__Your task__: Copy the data word for word, from its beginning through the line containing "icon: sun xyxy=(1350,644,1456,749)", with both end lines included.

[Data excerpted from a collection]
BEGIN

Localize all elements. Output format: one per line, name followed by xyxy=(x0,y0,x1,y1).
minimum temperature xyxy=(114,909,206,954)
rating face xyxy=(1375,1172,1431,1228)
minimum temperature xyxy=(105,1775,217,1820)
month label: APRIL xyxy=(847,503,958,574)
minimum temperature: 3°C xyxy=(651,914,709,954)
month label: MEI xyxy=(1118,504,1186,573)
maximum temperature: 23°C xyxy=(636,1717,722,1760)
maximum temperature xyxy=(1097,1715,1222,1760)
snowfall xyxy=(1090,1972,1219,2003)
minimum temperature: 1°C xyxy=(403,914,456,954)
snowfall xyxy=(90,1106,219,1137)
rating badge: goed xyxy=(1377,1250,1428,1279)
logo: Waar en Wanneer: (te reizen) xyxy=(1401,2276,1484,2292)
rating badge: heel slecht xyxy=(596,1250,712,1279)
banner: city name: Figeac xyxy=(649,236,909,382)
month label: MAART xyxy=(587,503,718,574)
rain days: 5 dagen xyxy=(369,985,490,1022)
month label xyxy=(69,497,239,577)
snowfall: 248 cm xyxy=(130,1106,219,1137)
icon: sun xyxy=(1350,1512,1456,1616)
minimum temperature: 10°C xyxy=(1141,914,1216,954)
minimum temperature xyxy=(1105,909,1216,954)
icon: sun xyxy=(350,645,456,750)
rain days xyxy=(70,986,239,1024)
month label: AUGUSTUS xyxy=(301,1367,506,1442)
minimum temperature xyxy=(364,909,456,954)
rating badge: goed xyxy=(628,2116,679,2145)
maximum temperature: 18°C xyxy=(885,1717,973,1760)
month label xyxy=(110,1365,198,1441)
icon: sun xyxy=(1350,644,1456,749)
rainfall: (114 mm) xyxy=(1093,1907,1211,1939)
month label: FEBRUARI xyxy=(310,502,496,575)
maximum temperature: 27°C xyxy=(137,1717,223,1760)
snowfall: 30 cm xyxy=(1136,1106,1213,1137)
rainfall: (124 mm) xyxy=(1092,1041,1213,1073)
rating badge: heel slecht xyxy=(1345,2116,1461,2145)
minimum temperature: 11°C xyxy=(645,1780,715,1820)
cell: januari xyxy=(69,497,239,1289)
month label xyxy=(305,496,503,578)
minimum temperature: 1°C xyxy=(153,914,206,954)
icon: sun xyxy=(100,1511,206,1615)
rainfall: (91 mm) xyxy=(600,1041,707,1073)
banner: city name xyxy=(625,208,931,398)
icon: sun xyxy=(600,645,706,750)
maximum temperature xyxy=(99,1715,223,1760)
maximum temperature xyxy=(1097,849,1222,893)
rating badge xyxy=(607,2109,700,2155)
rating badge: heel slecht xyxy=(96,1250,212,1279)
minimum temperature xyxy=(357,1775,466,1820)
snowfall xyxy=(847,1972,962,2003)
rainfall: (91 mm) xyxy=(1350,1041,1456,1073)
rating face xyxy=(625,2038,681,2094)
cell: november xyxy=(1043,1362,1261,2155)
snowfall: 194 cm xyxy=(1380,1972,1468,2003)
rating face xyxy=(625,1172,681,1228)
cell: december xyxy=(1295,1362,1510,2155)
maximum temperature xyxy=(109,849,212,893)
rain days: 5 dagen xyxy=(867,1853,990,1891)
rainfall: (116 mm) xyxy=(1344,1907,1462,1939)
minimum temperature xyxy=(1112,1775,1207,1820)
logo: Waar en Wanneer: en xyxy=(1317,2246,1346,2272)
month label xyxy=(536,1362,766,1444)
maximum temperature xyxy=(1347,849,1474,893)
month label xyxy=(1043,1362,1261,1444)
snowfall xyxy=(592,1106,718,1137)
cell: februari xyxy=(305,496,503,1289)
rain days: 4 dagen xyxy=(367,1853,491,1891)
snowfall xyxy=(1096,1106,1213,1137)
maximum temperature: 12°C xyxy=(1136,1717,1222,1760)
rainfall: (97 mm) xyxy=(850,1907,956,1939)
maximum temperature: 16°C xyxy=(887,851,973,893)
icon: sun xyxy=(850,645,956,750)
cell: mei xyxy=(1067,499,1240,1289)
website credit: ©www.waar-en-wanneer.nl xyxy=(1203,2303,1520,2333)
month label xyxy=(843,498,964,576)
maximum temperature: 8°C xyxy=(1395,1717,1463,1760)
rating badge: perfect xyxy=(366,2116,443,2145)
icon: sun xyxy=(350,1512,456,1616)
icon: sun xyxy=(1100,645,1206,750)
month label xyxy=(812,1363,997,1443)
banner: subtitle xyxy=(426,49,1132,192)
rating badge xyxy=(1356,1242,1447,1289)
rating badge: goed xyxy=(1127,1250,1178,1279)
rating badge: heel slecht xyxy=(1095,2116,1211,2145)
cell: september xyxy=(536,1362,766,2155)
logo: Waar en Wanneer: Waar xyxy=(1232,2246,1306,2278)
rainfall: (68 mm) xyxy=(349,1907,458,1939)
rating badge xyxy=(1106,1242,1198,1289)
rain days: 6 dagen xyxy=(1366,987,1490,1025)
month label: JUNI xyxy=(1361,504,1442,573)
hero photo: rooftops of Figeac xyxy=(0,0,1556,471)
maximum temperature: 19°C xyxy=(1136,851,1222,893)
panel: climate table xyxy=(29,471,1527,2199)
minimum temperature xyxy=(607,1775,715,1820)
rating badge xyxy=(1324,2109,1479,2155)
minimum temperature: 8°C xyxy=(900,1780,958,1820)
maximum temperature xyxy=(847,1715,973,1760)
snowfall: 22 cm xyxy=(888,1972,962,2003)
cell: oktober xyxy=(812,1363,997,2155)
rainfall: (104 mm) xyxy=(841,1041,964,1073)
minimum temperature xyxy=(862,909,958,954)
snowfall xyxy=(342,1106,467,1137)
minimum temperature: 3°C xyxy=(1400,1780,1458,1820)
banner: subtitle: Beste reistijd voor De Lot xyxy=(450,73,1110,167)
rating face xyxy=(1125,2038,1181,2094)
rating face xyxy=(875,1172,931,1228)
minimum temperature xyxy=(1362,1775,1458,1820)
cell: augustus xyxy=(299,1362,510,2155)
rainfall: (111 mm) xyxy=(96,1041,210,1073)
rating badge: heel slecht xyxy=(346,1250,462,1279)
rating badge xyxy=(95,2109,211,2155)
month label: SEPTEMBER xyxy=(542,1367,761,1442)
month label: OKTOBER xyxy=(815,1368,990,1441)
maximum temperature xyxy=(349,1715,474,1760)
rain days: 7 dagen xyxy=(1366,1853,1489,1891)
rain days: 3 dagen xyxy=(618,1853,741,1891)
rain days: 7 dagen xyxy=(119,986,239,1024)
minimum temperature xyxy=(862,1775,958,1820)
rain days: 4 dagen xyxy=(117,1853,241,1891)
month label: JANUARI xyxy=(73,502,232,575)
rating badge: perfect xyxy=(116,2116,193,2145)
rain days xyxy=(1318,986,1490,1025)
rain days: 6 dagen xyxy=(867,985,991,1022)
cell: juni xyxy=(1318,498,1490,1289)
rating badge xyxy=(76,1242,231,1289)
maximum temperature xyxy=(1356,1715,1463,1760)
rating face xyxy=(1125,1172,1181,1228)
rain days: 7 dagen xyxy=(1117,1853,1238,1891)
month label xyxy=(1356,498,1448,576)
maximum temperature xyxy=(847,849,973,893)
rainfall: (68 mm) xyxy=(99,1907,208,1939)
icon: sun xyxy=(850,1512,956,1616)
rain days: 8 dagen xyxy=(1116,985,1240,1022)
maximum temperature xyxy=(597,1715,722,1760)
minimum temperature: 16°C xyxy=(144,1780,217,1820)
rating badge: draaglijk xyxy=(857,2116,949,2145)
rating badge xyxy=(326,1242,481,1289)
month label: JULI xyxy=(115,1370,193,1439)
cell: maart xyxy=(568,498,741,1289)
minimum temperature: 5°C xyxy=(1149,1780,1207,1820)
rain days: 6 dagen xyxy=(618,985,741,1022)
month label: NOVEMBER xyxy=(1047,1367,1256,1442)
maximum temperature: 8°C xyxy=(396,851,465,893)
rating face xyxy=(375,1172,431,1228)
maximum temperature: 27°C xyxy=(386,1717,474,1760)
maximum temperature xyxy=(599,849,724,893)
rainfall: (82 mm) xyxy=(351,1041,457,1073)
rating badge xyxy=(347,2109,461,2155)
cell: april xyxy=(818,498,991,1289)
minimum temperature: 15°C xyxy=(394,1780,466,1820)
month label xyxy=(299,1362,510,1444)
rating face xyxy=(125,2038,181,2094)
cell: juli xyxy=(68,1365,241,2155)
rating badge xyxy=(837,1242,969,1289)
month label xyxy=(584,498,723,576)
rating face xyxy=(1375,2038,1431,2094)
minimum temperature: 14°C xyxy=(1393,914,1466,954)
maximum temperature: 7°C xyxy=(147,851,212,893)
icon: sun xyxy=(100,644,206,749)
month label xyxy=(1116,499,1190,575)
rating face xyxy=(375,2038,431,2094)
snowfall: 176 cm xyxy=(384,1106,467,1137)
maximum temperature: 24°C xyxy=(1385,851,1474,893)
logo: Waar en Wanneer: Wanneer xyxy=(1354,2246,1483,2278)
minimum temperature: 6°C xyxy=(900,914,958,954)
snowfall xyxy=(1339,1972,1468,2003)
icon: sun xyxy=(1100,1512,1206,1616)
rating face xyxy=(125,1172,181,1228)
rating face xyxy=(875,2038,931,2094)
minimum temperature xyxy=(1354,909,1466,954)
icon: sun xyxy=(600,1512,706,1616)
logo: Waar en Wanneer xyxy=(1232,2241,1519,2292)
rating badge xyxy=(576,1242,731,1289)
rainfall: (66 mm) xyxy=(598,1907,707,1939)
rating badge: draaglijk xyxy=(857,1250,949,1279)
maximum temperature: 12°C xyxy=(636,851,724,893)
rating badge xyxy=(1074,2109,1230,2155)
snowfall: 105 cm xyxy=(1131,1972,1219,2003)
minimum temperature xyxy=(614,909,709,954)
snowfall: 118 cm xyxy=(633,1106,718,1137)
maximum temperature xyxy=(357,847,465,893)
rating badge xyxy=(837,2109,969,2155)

END

__Exercise solution__:
Localize all elements. Output format: one per line, name followed by xyxy=(x0,y0,x1,y1).
minimum temperature xyxy=(114,909,206,954)
rating face xyxy=(1375,1172,1431,1228)
minimum temperature xyxy=(105,1775,217,1820)
month label: APRIL xyxy=(847,503,958,574)
minimum temperature: 3°C xyxy=(651,914,709,954)
month label: MEI xyxy=(1118,504,1186,573)
maximum temperature: 23°C xyxy=(636,1717,722,1760)
maximum temperature xyxy=(1097,1715,1222,1760)
snowfall xyxy=(1090,1972,1219,2003)
minimum temperature: 1°C xyxy=(403,914,456,954)
snowfall xyxy=(90,1106,219,1137)
rating badge: goed xyxy=(1377,1250,1428,1279)
logo: Waar en Wanneer: (te reizen) xyxy=(1401,2276,1484,2292)
rating badge: heel slecht xyxy=(596,1250,712,1279)
banner: city name: Figeac xyxy=(649,236,909,382)
month label: MAART xyxy=(587,503,718,574)
rain days: 5 dagen xyxy=(369,985,490,1022)
month label xyxy=(69,497,239,577)
snowfall: 248 cm xyxy=(130,1106,219,1137)
icon: sun xyxy=(1350,1512,1456,1616)
minimum temperature: 10°C xyxy=(1141,914,1216,954)
minimum temperature xyxy=(1105,909,1216,954)
icon: sun xyxy=(350,645,456,750)
rain days xyxy=(70,986,239,1024)
month label: AUGUSTUS xyxy=(301,1367,506,1442)
minimum temperature xyxy=(364,909,456,954)
rating badge: goed xyxy=(628,2116,679,2145)
maximum temperature: 18°C xyxy=(885,1717,973,1760)
month label xyxy=(110,1365,198,1441)
icon: sun xyxy=(1350,644,1456,749)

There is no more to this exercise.